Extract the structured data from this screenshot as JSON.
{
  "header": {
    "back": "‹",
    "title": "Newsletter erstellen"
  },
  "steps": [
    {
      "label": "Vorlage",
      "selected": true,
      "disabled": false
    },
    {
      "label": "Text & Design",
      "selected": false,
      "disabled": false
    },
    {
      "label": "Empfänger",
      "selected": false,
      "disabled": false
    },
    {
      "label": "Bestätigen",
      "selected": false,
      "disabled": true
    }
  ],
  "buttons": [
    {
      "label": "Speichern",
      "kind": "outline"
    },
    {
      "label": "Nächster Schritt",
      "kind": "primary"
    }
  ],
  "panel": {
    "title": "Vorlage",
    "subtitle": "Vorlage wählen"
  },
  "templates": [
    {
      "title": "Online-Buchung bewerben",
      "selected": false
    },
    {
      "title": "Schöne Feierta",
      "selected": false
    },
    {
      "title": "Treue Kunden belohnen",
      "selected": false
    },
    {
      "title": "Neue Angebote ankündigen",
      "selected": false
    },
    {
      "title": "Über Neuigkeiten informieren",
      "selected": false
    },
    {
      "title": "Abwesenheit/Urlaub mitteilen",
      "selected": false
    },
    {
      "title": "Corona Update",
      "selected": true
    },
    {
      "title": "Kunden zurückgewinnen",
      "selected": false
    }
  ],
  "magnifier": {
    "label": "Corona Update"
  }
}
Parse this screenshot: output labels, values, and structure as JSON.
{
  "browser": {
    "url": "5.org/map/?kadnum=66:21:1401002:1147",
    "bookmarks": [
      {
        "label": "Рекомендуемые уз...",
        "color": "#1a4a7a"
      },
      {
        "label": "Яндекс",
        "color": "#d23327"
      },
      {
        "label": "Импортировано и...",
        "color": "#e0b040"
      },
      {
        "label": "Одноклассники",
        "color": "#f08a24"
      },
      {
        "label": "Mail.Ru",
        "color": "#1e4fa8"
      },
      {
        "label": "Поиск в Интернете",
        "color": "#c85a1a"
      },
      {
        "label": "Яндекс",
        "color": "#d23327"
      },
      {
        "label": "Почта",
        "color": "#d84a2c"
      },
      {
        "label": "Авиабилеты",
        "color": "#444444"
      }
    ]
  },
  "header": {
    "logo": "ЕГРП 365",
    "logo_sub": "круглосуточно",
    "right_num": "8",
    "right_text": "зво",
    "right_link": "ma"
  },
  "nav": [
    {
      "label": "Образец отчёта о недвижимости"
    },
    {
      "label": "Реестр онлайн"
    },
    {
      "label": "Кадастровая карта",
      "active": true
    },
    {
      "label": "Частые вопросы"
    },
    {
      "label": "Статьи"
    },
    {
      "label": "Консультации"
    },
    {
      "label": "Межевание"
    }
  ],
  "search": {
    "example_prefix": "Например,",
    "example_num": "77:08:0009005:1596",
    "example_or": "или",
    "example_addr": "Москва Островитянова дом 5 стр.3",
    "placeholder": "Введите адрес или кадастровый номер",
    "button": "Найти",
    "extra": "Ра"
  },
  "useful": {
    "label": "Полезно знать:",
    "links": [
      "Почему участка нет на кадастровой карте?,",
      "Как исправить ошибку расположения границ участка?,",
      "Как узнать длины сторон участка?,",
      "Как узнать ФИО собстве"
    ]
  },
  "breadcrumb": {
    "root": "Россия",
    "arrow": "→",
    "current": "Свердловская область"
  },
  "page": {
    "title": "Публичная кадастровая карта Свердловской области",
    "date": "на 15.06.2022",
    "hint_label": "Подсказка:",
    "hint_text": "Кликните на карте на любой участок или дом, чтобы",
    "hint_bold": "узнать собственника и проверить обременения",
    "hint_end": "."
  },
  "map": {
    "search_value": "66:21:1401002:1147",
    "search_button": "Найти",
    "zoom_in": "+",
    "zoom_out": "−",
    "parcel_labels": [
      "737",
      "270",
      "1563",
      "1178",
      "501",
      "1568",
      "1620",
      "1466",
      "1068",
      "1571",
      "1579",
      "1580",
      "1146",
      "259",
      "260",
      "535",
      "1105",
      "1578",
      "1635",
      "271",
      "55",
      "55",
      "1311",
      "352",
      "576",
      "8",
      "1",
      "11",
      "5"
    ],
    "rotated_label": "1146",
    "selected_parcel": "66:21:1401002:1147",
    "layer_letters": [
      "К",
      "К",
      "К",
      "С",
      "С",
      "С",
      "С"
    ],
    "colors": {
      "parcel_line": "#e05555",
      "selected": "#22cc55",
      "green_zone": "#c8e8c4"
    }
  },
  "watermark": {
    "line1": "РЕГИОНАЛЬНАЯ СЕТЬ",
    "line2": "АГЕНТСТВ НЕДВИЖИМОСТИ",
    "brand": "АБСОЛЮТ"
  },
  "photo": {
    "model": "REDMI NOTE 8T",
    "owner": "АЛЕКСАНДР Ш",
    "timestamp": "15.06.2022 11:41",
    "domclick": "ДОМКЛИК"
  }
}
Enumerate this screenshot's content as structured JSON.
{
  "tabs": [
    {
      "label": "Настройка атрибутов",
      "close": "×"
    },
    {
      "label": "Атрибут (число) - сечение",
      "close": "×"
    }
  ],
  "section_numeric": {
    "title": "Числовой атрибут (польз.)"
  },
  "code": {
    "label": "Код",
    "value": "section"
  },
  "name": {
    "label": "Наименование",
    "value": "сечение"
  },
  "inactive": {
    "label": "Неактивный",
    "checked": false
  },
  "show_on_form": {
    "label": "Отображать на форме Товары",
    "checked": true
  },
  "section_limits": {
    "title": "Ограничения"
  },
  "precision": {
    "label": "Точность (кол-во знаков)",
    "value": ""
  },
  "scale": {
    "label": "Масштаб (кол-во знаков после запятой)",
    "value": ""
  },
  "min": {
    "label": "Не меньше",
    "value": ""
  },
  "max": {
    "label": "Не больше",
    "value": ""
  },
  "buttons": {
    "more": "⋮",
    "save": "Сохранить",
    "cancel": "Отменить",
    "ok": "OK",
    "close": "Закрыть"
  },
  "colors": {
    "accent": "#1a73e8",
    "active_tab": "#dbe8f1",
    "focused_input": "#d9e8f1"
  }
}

## Direction
Determine how many lines of the listing above include the word "this", and report that number only.

## Exercise response
3